#### Aim of the task:
Reading the listing below, count the lines that contain the word "さいたまスーパーアリーナ搬入" and give that count alone.

— begin Given records —

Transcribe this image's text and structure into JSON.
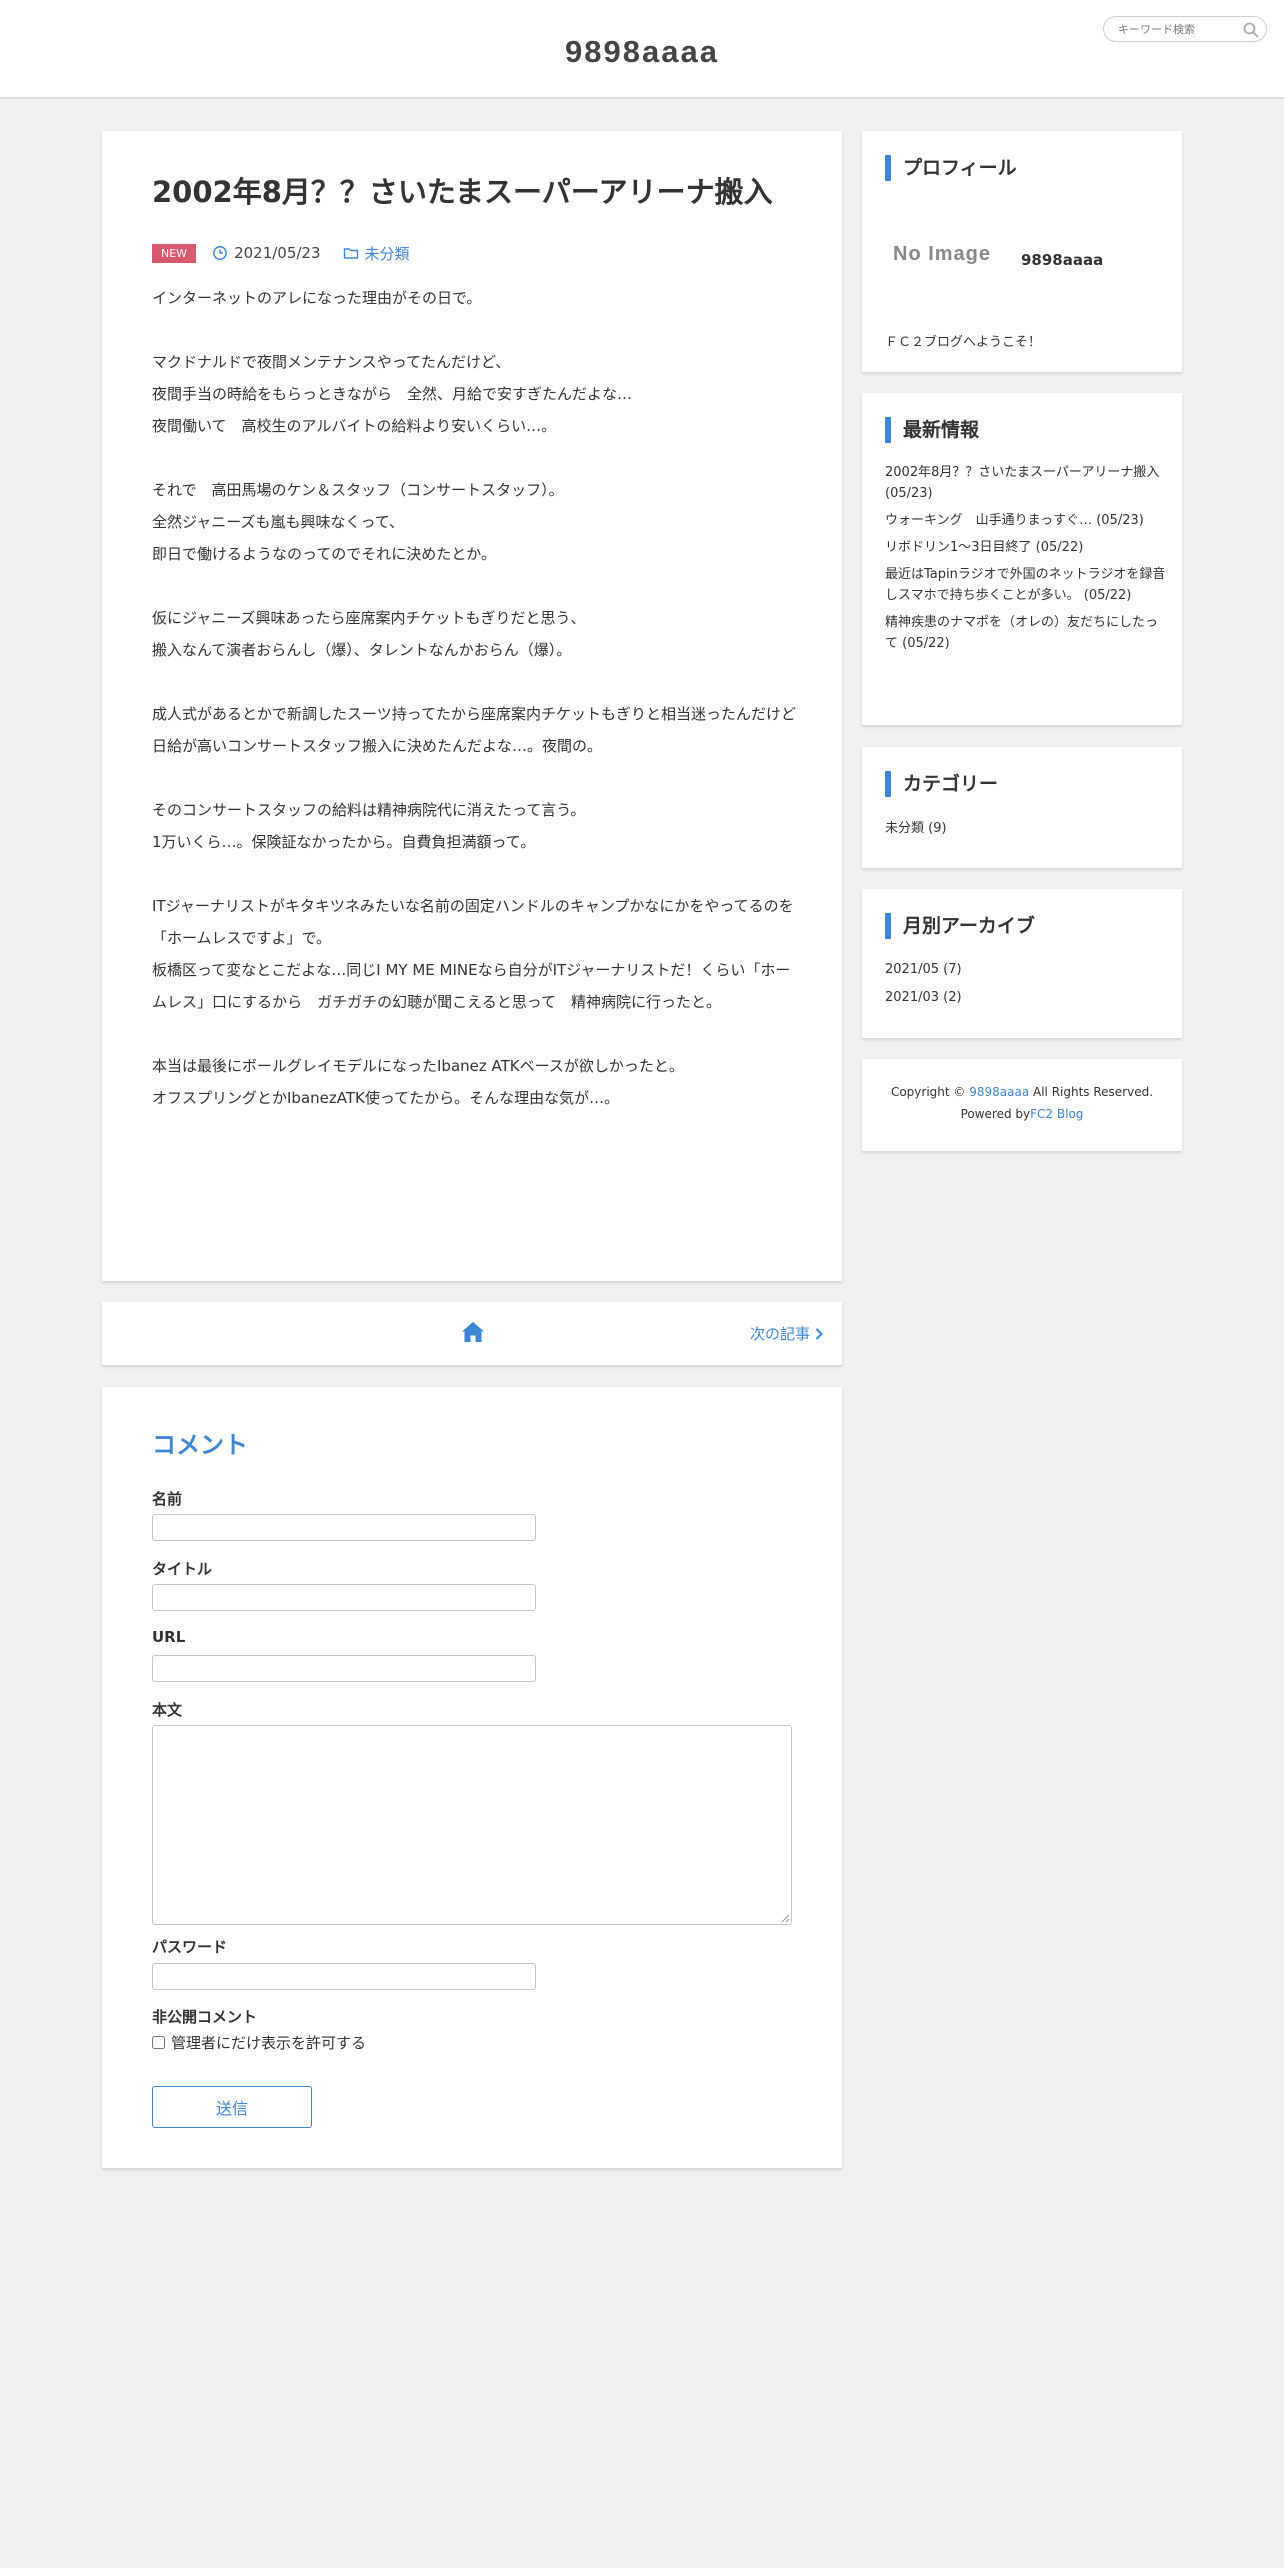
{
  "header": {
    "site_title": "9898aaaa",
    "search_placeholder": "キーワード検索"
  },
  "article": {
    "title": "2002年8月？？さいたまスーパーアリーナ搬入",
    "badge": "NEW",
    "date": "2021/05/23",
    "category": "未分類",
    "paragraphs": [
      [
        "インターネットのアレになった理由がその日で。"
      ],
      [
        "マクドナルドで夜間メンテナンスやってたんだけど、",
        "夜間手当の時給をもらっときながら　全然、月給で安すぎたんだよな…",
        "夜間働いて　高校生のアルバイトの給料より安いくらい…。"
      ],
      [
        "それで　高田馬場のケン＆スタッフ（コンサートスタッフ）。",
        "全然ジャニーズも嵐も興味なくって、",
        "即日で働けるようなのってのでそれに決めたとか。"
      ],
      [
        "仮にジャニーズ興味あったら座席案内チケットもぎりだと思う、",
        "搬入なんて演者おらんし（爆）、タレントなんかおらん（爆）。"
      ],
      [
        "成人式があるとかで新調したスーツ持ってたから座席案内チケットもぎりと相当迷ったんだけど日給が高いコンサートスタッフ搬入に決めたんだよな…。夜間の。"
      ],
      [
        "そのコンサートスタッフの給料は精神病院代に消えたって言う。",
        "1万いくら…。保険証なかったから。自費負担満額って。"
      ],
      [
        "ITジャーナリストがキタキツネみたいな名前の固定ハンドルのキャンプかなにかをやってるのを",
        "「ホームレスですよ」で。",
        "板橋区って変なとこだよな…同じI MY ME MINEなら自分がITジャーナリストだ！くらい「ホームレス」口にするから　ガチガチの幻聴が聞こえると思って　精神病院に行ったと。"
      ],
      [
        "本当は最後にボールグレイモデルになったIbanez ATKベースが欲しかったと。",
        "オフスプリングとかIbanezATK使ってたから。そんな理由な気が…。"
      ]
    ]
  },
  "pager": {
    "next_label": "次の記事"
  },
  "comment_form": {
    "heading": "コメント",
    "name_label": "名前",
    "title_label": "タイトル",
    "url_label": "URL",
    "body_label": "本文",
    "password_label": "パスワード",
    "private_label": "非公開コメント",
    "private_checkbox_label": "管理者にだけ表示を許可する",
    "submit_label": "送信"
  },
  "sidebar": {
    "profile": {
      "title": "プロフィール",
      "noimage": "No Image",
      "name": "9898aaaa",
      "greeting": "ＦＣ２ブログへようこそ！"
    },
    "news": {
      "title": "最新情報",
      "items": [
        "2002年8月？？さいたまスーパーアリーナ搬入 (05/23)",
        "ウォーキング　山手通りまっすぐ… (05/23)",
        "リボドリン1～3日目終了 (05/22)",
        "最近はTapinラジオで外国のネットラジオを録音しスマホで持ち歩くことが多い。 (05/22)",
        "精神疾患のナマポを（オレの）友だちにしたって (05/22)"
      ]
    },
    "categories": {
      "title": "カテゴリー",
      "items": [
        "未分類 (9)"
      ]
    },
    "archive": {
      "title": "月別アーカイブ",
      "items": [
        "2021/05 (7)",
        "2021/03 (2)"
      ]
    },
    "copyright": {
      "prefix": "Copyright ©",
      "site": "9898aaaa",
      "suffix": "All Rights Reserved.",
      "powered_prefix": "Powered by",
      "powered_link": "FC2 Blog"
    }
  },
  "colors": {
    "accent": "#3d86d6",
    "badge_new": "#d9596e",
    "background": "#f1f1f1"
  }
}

— end Given records —

#### Full solution:
2